> **Direction**:
Scan the data below for the string "saved". Show every line where it turns up.

>> START

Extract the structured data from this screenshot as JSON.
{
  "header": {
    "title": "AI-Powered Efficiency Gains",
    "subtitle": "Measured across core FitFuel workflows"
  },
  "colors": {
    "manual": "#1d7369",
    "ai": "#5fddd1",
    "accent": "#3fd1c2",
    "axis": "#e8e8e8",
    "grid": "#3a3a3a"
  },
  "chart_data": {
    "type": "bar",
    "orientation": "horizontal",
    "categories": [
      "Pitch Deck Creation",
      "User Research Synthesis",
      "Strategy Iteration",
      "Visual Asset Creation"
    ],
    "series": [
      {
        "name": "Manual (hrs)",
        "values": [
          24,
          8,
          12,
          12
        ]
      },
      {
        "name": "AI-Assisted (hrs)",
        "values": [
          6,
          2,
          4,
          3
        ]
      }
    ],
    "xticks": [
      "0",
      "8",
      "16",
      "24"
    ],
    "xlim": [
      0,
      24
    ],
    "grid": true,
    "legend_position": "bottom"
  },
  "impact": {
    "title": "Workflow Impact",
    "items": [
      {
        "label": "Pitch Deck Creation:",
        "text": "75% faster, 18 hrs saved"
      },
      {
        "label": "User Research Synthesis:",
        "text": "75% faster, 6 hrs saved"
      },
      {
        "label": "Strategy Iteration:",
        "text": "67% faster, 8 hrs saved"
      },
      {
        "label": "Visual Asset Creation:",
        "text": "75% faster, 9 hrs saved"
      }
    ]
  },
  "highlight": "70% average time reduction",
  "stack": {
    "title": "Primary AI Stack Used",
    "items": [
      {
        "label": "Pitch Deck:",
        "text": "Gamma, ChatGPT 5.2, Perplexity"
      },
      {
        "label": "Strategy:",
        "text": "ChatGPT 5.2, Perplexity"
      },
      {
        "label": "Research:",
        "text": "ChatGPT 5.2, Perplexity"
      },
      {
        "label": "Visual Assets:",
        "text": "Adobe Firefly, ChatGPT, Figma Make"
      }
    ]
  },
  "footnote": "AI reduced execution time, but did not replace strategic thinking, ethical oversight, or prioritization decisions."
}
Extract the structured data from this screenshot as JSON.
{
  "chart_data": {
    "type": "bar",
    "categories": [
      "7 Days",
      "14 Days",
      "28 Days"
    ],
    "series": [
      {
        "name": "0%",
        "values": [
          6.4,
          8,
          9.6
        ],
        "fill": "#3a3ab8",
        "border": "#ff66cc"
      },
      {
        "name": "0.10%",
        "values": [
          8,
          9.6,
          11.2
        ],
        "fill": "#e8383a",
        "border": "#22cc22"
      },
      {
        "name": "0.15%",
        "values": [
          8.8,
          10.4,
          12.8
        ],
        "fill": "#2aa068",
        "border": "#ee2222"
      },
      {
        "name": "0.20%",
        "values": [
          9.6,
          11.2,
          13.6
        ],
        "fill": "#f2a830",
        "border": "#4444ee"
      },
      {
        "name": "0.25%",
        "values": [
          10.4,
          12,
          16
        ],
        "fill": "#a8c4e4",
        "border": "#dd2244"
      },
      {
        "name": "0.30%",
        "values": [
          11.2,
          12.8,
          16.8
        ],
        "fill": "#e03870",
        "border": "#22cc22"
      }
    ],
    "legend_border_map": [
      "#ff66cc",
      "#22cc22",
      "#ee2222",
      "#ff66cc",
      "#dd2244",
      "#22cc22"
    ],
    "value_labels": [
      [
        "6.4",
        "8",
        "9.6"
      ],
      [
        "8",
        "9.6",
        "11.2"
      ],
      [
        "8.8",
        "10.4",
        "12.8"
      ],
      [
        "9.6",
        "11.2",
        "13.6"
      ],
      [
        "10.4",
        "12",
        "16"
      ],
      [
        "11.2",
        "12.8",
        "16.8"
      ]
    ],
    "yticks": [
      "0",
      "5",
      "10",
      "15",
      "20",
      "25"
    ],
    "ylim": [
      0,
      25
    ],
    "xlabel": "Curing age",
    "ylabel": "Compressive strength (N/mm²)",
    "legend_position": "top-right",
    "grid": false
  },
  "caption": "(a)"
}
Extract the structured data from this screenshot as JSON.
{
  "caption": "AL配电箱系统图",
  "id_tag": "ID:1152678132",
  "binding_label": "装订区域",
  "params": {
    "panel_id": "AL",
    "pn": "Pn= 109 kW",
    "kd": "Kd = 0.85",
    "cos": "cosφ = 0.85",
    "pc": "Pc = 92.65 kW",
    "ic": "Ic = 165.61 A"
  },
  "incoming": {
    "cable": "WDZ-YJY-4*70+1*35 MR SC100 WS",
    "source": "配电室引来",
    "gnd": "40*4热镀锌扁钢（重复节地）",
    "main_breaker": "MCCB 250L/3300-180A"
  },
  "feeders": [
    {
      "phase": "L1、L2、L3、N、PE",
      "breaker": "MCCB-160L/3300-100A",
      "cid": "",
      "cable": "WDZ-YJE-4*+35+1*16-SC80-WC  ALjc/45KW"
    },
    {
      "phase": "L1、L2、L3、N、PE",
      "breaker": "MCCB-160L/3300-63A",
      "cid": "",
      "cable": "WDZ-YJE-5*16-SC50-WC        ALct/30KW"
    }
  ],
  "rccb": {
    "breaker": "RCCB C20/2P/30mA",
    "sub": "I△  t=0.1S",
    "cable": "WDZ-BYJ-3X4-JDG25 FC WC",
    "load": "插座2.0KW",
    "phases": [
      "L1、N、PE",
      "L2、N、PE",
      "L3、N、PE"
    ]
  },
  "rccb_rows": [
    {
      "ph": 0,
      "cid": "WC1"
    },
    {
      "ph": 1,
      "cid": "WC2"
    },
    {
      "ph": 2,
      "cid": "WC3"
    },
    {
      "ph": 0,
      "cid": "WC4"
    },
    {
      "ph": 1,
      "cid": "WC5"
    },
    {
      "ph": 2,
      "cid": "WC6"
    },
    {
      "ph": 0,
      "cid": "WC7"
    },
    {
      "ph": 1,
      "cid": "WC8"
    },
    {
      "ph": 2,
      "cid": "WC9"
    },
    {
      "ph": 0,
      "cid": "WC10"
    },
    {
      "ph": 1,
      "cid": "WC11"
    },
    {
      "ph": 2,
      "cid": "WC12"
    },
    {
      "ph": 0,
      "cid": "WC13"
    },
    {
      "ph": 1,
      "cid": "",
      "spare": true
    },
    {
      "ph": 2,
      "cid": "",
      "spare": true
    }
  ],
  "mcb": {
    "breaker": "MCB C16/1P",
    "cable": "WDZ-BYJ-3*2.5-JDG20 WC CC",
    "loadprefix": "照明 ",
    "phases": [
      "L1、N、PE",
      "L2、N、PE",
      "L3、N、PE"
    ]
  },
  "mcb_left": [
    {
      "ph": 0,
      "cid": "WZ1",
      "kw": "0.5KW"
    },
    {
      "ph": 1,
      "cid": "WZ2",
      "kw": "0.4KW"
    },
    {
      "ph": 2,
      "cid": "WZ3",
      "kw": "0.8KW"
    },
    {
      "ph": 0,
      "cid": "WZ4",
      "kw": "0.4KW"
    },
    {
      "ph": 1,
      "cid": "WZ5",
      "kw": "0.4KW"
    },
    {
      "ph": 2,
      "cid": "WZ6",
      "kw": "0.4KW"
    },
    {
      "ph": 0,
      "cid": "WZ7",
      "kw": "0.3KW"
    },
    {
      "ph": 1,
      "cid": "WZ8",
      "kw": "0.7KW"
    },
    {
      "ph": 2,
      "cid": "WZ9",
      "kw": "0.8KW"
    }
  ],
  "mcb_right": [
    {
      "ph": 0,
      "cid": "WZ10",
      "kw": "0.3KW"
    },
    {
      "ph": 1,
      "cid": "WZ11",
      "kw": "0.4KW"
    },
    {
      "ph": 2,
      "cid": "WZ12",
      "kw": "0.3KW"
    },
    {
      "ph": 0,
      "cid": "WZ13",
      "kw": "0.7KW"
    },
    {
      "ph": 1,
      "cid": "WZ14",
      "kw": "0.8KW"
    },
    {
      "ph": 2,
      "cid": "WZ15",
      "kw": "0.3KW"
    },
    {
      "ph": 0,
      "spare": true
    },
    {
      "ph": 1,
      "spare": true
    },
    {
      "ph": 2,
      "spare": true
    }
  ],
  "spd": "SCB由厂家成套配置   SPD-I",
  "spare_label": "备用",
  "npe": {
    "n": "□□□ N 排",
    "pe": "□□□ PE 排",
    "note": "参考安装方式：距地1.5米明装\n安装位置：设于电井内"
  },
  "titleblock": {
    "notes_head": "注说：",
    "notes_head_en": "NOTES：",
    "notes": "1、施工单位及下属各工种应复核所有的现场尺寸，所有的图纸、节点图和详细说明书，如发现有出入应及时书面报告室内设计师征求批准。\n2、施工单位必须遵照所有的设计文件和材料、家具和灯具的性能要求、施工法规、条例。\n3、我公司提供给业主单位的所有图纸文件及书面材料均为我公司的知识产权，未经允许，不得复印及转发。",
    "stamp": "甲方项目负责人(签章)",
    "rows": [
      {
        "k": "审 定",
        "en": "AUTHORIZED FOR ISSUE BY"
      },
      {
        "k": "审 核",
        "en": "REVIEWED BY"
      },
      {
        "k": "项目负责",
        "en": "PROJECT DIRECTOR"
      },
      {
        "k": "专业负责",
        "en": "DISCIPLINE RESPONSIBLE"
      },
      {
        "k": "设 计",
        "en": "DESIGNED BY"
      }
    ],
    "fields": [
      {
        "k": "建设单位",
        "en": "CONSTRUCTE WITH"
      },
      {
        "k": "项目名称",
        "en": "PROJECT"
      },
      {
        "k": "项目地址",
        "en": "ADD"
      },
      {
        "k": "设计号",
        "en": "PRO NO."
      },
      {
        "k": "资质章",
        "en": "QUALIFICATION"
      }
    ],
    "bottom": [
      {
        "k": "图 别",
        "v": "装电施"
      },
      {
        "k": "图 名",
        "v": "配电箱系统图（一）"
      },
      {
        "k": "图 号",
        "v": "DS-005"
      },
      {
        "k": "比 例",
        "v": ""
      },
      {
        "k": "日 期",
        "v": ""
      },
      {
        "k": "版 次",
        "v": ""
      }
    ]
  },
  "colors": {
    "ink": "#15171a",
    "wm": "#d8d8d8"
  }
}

>> END

> **Result of the task**:
        "text": "75% faster, 18 hrs saved"
        "text": "75% faster, 6 hrs saved"
        "text": "67% faster, 8 hrs saved"
        "text": "75% faster, 9 hrs saved"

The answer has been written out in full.